# start of Supplied information

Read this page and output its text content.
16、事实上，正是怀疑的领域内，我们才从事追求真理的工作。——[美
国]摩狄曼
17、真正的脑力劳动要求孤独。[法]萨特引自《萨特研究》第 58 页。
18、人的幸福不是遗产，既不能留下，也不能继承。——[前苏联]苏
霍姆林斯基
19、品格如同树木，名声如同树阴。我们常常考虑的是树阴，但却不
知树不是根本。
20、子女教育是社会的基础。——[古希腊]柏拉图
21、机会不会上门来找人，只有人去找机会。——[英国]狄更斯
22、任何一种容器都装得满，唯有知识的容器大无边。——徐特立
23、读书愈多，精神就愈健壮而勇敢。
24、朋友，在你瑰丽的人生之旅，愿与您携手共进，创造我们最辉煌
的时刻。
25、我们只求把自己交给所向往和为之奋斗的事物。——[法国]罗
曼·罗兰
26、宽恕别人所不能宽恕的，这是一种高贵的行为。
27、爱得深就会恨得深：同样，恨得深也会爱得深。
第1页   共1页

# end of Supplied information
# start of Supplied information

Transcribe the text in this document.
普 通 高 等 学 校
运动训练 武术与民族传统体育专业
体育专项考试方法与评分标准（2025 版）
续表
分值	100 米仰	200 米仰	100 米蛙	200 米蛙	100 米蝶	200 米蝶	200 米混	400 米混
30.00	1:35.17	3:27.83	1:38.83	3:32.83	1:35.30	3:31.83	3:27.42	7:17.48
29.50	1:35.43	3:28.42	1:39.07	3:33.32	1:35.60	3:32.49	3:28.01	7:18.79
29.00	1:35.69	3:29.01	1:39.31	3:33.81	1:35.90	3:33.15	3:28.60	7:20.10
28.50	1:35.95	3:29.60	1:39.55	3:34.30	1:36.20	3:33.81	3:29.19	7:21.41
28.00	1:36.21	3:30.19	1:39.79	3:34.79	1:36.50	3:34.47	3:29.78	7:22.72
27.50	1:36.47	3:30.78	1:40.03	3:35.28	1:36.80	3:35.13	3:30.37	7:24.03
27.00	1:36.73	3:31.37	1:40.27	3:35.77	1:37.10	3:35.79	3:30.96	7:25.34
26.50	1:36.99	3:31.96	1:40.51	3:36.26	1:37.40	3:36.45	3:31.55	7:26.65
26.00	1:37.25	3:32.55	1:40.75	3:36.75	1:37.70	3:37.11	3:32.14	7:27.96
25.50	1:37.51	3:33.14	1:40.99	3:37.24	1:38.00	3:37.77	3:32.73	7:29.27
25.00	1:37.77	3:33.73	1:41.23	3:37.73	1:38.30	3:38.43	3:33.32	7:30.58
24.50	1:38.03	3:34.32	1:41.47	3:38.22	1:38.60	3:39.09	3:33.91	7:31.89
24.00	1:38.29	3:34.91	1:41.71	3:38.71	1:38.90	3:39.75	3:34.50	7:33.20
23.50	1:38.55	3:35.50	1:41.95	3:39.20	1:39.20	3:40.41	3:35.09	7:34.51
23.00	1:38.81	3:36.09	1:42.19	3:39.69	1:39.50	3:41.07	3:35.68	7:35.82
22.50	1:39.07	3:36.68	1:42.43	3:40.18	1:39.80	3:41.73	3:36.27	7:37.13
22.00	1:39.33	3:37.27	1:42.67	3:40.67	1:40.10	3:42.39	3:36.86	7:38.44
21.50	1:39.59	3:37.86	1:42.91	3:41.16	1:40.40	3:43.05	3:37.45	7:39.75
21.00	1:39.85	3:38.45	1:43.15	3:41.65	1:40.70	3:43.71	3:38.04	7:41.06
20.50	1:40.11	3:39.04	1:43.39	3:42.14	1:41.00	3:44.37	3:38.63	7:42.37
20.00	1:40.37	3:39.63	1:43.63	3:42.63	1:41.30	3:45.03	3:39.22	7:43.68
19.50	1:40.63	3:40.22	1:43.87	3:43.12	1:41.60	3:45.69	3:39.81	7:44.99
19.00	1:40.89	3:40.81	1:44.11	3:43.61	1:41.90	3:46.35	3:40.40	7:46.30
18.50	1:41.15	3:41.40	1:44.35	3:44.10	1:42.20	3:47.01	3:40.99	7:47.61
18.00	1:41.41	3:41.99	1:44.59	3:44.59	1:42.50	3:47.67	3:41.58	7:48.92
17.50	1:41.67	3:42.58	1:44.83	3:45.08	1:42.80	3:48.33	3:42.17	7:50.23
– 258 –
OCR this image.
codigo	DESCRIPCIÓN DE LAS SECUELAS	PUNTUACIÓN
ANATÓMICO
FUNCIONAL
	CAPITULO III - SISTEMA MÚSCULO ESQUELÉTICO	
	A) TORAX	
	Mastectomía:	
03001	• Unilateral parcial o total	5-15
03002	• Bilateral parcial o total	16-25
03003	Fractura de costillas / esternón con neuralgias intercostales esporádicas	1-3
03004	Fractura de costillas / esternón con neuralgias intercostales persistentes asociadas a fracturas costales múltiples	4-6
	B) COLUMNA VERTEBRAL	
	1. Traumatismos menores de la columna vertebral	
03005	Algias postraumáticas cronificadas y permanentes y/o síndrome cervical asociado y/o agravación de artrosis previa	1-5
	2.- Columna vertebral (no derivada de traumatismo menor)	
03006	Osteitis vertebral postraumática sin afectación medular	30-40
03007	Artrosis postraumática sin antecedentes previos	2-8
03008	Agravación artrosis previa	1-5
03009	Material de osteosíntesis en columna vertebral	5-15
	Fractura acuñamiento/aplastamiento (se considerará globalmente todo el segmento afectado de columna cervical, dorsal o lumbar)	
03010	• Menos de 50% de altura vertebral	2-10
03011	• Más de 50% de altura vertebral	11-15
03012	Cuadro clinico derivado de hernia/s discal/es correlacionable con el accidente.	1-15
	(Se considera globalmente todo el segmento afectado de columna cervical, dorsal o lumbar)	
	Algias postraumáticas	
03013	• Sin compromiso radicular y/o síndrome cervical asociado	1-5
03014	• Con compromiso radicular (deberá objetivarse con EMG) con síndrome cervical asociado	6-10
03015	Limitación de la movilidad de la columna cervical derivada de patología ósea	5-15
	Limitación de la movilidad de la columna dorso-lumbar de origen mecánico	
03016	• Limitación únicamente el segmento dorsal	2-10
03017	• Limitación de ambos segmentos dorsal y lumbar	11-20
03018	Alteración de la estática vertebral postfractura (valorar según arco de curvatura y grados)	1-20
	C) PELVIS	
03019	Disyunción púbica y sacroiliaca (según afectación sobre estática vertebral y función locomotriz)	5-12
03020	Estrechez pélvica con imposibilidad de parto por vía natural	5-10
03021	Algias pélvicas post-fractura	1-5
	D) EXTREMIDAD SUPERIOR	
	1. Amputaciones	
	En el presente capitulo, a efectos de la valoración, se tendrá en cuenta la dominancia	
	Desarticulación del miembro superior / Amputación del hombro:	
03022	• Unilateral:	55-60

# end of Supplied information

Exercise details = Gather every line containing the word "Limitación" and copy it.

Answer for this exercise =
03015	Limitación de la movilidad de la columna cervical derivada de patología ósea	5-15
	Limitación de la movilidad de la columna dorso-lumbar de origen mecánico	
03016	• Limitación únicamente el segmento dorsal	2-10
03017	• Limitación de ambos segmentos dorsal y lumbar	11-20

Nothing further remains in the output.